GIVEN ENTRIES:
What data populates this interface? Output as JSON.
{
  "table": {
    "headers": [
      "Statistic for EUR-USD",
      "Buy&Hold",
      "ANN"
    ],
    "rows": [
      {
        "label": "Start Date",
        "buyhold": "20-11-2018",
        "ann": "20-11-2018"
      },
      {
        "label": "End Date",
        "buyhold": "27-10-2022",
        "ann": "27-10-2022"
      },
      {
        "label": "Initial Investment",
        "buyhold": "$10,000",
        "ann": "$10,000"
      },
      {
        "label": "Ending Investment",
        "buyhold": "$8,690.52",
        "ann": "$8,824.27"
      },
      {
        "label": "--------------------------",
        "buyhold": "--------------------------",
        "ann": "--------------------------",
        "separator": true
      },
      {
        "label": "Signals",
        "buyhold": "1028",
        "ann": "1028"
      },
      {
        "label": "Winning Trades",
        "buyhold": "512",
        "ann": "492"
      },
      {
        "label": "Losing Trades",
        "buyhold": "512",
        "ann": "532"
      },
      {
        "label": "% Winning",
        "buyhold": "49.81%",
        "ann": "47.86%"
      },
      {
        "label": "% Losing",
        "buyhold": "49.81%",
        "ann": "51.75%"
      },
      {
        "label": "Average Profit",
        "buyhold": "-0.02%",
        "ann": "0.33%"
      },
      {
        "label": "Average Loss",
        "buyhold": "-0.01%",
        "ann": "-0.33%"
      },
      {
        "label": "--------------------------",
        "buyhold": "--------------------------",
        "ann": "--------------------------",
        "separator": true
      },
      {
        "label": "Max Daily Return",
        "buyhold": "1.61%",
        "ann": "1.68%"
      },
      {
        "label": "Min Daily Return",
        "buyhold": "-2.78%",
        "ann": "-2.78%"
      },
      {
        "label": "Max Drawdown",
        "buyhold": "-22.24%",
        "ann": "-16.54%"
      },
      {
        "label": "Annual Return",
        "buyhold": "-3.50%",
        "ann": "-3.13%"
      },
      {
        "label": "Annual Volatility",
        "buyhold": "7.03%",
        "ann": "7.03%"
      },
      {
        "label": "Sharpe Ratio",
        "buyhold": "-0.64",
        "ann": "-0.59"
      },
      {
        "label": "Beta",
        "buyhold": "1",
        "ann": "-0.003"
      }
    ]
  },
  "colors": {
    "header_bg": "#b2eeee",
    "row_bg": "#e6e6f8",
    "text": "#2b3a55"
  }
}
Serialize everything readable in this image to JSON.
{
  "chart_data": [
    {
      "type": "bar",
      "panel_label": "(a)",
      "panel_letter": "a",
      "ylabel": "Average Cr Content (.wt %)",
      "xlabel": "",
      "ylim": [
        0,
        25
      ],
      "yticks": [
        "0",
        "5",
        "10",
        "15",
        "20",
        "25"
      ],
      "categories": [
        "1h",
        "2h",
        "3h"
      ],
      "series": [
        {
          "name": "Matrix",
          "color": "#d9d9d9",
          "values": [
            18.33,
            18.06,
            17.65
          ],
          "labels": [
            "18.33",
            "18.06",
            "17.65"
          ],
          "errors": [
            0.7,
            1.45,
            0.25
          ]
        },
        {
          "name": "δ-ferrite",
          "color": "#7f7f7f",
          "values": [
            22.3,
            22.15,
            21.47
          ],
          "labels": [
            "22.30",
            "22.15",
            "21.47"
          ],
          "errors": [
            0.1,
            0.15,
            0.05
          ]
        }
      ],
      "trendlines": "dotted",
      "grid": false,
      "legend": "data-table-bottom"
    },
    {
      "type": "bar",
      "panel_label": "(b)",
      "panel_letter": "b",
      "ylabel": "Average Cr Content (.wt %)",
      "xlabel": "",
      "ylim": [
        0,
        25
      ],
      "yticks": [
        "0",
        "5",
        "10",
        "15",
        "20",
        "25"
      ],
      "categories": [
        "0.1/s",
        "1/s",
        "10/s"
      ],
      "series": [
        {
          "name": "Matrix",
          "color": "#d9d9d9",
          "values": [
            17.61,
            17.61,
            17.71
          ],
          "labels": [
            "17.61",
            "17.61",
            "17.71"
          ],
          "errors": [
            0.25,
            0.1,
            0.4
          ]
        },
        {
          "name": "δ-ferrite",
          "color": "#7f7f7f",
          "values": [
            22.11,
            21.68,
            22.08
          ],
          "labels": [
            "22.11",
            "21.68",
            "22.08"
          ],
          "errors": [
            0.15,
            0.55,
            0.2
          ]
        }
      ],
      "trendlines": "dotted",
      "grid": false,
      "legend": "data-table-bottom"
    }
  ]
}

STATED PROBLEM: Extract all of the data above without altering anything.

SOLVED PROBLEM:
What data populates this interface? Output as JSON.
{
  "table": {
    "headers": [
      "Statistic for EUR-USD",
      "Buy&Hold",
      "ANN"
    ],
    "rows": [
      {
        "label": "Start Date",
        "buyhold": "20-11-2018",
        "ann": "20-11-2018"
      },
      {
        "label": "End Date",
        "buyhold": "27-10-2022",
        "ann": "27-10-2022"
      },
      {
        "label": "Initial Investment",
        "buyhold": "$10,000",
        "ann": "$10,000"
      },
      {
        "label": "Ending Investment",
        "buyhold": "$8,690.52",
        "ann": "$8,824.27"
      },
      {
        "label": "--------------------------",
        "buyhold": "--------------------------",
        "ann": "--------------------------",
        "separator": true
      },
      {
        "label": "Signals",
        "buyhold": "1028",
        "ann": "1028"
      },
      {
        "label": "Winning Trades",
        "buyhold": "512",
        "ann": "492"
      },
      {
        "label": "Losing Trades",
        "buyhold": "512",
        "ann": "532"
      },
      {
        "label": "% Winning",
        "buyhold": "49.81%",
        "ann": "47.86%"
      },
      {
        "label": "% Losing",
        "buyhold": "49.81%",
        "ann": "51.75%"
      },
      {
        "label": "Average Profit",
        "buyhold": "-0.02%",
        "ann": "0.33%"
      },
      {
        "label": "Average Loss",
        "buyhold": "-0.01%",
        "ann": "-0.33%"
      },
      {
        "label": "--------------------------",
        "buyhold": "--------------------------",
        "ann": "--------------------------",
        "separator": true
      },
      {
        "label": "Max Daily Return",
        "buyhold": "1.61%",
        "ann": "1.68%"
      },
      {
        "label": "Min Daily Return",
        "buyhold": "-2.78%",
        "ann": "-2.78%"
      },
      {
        "label": "Max Drawdown",
        "buyhold": "-22.24%",
        "ann": "-16.54%"
      },
      {
        "label": "Annual Return",
        "buyhold": "-3.50%",
        "ann": "-3.13%"
      },
      {
        "label": "Annual Volatility",
        "buyhold": "7.03%",
        "ann": "7.03%"
      },
      {
        "label": "Sharpe Ratio",
        "buyhold": "-0.64",
        "ann": "-0.59"
      },
      {
        "label": "Beta",
        "buyhold": "1",
        "ann": "-0.003"
      }
    ]
  },
  "colors": {
    "header_bg": "#b2eeee",
    "row_bg": "#e6e6f8",
    "text": "#2b3a55"
  }
}
Serialize everything readable in this image to JSON.
{
  "chart_data": [
    {
      "type": "bar",
      "panel_label": "(a)",
      "panel_letter": "a",
      "ylabel": "Average Cr Content (.wt %)",
      "xlabel": "",
      "ylim": [
        0,
        25
      ],
      "yticks": [
        "0",
        "5",
        "10",
        "15",
        "20",
        "25"
      ],
      "categories": [
        "1h",
        "2h",
        "3h"
      ],
      "series": [
        {
          "name": "Matrix",
          "color": "#d9d9d9",
          "values": [
            18.33,
            18.06,
            17.65
          ],
          "labels": [
            "18.33",
            "18.06",
            "17.65"
          ],
          "errors": [
            0.7,
            1.45,
            0.25
          ]
        },
        {
          "name": "δ-ferrite",
          "color": "#7f7f7f",
          "values": [
            22.3,
            22.15,
            21.47
          ],
          "labels": [
            "22.30",
            "22.15",
            "21.47"
          ],
          "errors": [
            0.1,
            0.15,
            0.05
          ]
        }
      ],
      "trendlines": "dotted",
      "grid": false,
      "legend": "data-table-bottom"
    },
    {
      "type": "bar",
      "panel_label": "(b)",
      "panel_letter": "b",
      "ylabel": "Average Cr Content (.wt %)",
      "xlabel": "",
      "ylim": [
        0,
        25
      ],
      "yticks": [
        "0",
        "5",
        "10",
        "15",
        "20",
        "25"
      ],
      "categories": [
        "0.1/s",
        "1/s",
        "10/s"
      ],
      "series": [
        {
          "name": "Matrix",
          "color": "#d9d9d9",
          "values": [
            17.61,
            17.61,
            17.71
          ],
          "labels": [
            "17.61",
            "17.61",
            "17.71"
          ],
          "errors": [
            0.25,
            0.1,
            0.4
          ]
        },
        {
          "name": "δ-ferrite",
          "color": "#7f7f7f",
          "values": [
            22.11,
            21.68,
            22.08
          ],
          "labels": [
            "22.11",
            "21.68",
            "22.08"
          ],
          "errors": [
            0.15,
            0.55,
            0.2
          ]
        }
      ],
      "trendlines": "dotted",
      "grid": false,
      "legend": "data-table-bottom"
    }
  ]
}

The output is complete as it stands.